======== STORED DATA

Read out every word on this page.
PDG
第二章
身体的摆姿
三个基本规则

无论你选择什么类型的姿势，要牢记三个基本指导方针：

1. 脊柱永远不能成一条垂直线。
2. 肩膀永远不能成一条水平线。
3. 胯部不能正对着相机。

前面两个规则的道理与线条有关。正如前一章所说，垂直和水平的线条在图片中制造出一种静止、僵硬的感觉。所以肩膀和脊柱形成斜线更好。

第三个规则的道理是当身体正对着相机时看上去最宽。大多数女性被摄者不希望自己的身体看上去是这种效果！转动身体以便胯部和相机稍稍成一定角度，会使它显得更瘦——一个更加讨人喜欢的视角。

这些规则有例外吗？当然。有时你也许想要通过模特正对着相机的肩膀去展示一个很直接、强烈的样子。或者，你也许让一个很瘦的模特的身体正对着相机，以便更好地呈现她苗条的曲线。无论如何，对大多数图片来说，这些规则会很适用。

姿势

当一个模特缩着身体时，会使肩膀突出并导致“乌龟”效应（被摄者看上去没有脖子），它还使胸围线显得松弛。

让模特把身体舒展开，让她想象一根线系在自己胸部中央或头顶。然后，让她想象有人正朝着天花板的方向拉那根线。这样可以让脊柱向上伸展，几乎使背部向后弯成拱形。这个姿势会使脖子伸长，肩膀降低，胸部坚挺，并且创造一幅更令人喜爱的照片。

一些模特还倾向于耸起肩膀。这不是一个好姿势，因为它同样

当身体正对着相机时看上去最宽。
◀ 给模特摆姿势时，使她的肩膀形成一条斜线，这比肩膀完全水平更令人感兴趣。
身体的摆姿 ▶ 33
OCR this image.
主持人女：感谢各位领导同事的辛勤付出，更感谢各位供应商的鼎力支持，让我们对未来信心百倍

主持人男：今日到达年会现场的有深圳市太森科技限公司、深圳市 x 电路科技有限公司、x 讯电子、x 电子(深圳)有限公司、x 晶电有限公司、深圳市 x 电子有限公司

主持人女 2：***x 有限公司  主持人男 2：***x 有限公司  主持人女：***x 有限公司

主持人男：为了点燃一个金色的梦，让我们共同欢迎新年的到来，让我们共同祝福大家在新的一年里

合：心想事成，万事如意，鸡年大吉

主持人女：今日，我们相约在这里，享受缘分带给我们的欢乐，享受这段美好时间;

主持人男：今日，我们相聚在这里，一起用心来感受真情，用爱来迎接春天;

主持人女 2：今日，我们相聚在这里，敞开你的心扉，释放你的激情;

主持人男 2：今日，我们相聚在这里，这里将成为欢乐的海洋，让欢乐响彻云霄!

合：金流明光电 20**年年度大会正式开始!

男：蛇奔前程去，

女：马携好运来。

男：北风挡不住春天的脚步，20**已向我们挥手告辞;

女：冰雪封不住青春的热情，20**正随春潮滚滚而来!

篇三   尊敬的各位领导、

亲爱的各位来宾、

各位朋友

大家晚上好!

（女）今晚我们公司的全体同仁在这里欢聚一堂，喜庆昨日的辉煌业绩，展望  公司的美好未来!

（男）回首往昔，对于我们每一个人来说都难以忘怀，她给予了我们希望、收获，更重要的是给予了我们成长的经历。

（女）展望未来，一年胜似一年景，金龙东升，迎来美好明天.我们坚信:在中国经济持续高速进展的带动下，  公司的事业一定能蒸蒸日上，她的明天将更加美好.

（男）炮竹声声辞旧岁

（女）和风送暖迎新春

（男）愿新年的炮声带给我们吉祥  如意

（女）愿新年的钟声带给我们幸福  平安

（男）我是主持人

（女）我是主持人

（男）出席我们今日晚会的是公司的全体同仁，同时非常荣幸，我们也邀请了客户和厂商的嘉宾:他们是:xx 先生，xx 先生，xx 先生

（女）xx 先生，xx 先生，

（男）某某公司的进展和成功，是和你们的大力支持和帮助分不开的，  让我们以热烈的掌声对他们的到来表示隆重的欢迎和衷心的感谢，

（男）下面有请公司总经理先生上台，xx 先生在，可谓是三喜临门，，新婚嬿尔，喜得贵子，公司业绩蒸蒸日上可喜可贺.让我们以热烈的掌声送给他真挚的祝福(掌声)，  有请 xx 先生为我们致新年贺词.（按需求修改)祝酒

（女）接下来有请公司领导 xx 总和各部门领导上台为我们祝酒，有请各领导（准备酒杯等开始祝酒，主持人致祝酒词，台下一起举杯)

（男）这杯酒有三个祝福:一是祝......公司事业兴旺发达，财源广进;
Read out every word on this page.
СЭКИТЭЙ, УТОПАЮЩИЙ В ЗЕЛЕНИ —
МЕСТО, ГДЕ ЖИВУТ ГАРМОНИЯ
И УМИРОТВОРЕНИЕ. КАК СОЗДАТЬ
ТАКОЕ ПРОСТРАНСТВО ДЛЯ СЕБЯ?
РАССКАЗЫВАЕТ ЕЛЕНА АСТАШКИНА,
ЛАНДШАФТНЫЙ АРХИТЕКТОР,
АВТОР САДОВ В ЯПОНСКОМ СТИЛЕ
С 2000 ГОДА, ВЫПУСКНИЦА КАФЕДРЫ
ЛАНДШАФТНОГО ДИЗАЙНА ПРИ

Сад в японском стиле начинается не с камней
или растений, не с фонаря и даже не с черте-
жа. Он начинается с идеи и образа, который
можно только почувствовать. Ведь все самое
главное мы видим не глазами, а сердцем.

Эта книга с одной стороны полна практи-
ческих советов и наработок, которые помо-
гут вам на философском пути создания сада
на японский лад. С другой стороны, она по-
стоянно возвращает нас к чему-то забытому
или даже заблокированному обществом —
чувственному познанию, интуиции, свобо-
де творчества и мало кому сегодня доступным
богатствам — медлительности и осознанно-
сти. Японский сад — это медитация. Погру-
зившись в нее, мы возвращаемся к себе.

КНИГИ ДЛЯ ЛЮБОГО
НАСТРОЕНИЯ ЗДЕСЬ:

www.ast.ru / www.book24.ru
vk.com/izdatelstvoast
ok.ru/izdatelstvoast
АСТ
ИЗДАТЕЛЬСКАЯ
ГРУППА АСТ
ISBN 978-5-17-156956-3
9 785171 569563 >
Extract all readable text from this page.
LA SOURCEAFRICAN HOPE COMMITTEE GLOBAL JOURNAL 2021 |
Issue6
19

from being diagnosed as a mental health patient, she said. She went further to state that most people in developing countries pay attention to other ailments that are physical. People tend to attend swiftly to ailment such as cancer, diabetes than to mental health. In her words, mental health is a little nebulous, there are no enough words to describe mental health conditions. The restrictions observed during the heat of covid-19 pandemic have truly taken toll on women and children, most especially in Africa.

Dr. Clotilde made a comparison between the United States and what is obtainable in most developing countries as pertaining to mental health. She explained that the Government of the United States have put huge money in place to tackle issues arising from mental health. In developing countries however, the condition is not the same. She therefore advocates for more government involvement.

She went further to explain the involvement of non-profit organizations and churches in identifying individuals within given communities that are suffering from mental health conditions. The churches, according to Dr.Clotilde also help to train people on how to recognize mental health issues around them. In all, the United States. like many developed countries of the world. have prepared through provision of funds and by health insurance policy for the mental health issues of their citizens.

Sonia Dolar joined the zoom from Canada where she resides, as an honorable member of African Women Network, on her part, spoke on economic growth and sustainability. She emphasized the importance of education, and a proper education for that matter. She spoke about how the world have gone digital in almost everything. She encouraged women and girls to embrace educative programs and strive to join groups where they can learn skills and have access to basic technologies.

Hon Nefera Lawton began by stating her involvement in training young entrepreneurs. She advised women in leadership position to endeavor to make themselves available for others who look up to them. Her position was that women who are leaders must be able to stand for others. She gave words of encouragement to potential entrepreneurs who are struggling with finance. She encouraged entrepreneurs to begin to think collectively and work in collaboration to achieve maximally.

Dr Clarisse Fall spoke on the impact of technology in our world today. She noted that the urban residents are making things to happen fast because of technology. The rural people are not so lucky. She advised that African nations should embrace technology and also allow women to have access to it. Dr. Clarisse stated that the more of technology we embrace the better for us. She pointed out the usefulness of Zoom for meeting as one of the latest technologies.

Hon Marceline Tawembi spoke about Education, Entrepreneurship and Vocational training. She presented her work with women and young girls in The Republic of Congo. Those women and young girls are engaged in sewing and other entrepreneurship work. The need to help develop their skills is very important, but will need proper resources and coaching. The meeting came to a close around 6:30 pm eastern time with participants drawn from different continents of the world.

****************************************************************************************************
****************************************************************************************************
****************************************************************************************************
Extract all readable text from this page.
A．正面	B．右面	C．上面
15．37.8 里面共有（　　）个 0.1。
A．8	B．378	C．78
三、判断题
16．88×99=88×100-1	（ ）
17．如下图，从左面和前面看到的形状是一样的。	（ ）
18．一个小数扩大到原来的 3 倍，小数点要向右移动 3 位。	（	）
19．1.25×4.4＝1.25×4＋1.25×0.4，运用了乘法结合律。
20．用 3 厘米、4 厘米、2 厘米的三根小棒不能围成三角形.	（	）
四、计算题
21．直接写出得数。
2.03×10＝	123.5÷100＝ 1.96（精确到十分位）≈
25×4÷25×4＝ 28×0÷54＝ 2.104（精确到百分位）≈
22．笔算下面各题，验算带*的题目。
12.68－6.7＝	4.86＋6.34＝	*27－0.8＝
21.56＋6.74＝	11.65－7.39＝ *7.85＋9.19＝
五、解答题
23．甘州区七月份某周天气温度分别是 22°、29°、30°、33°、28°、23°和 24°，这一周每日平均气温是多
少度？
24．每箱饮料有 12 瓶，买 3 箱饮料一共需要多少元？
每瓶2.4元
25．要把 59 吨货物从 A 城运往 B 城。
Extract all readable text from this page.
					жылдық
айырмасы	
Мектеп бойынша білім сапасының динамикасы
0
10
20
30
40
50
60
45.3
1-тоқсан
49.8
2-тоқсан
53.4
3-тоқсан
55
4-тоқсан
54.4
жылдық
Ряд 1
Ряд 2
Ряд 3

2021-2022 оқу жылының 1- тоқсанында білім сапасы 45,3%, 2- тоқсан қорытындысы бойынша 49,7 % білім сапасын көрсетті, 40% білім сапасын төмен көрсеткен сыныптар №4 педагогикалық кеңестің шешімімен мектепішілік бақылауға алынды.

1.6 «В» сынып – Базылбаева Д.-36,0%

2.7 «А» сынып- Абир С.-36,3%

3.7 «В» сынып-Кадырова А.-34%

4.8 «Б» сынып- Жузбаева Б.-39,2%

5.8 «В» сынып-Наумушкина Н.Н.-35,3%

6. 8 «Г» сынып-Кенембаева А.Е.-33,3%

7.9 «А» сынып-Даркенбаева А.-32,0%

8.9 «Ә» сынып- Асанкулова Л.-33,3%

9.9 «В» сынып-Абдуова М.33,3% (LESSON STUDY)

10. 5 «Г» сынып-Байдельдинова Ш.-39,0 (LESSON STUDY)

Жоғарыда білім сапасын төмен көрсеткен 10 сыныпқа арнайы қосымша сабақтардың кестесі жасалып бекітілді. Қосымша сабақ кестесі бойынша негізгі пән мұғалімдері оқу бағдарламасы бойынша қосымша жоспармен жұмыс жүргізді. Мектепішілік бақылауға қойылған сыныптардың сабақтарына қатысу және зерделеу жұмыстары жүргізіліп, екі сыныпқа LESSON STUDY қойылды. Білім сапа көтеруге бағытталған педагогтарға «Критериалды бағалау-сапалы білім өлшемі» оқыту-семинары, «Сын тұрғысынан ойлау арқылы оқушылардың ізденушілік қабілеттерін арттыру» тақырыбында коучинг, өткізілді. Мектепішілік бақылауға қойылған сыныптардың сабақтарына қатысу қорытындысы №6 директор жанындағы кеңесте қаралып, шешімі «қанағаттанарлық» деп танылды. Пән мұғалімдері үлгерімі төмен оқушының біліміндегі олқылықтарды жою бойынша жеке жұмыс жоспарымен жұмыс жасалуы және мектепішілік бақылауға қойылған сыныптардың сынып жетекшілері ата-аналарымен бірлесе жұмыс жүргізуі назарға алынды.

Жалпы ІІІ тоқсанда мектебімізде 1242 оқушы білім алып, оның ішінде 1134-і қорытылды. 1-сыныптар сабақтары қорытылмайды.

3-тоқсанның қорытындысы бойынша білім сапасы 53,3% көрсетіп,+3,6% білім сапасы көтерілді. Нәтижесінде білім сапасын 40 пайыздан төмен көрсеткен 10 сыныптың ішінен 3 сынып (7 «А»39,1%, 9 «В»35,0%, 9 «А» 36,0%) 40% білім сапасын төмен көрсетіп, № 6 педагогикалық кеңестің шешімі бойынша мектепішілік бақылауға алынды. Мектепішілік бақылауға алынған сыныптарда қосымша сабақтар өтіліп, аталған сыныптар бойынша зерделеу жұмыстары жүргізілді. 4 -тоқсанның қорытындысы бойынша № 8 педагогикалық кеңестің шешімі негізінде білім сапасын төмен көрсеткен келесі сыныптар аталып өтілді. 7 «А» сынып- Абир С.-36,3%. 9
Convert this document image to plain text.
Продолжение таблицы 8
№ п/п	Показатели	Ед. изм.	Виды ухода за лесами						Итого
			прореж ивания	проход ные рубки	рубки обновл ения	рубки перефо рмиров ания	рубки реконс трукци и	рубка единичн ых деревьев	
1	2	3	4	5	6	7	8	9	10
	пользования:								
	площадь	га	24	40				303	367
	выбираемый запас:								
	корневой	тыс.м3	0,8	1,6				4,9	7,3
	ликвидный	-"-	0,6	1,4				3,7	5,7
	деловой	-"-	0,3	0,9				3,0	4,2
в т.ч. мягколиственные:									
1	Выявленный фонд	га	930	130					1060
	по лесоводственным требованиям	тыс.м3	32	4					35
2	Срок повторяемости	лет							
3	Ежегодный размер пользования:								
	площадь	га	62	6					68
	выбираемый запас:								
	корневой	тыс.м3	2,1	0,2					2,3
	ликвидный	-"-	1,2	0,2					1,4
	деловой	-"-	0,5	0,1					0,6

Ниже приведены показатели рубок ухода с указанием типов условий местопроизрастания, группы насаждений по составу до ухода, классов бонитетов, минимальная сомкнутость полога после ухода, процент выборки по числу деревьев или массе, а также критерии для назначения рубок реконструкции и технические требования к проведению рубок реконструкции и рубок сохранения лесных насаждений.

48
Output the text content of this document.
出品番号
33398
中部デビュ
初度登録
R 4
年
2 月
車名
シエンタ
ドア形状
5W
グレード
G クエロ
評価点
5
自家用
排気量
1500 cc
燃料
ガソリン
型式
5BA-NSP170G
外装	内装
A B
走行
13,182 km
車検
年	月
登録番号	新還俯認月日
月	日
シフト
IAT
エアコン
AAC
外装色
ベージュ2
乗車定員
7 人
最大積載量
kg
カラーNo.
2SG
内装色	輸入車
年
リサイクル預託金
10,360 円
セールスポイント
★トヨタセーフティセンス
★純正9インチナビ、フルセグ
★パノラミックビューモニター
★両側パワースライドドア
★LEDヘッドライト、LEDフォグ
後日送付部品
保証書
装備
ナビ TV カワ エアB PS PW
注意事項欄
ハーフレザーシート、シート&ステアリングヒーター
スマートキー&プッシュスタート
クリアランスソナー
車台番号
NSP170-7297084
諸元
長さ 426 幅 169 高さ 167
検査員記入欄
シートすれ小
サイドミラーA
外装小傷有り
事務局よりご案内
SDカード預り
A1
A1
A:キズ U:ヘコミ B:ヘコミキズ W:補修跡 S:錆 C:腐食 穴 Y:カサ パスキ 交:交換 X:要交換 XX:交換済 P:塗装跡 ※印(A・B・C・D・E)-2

================

=== EXERCISE INSTRUCTIONS ===
Each line in the data that holds the string "document" should be found and copied.

=== SOLUTION FOR THIS PROBLEM ===
Convert this document image to plain text.
Output the text content of this document.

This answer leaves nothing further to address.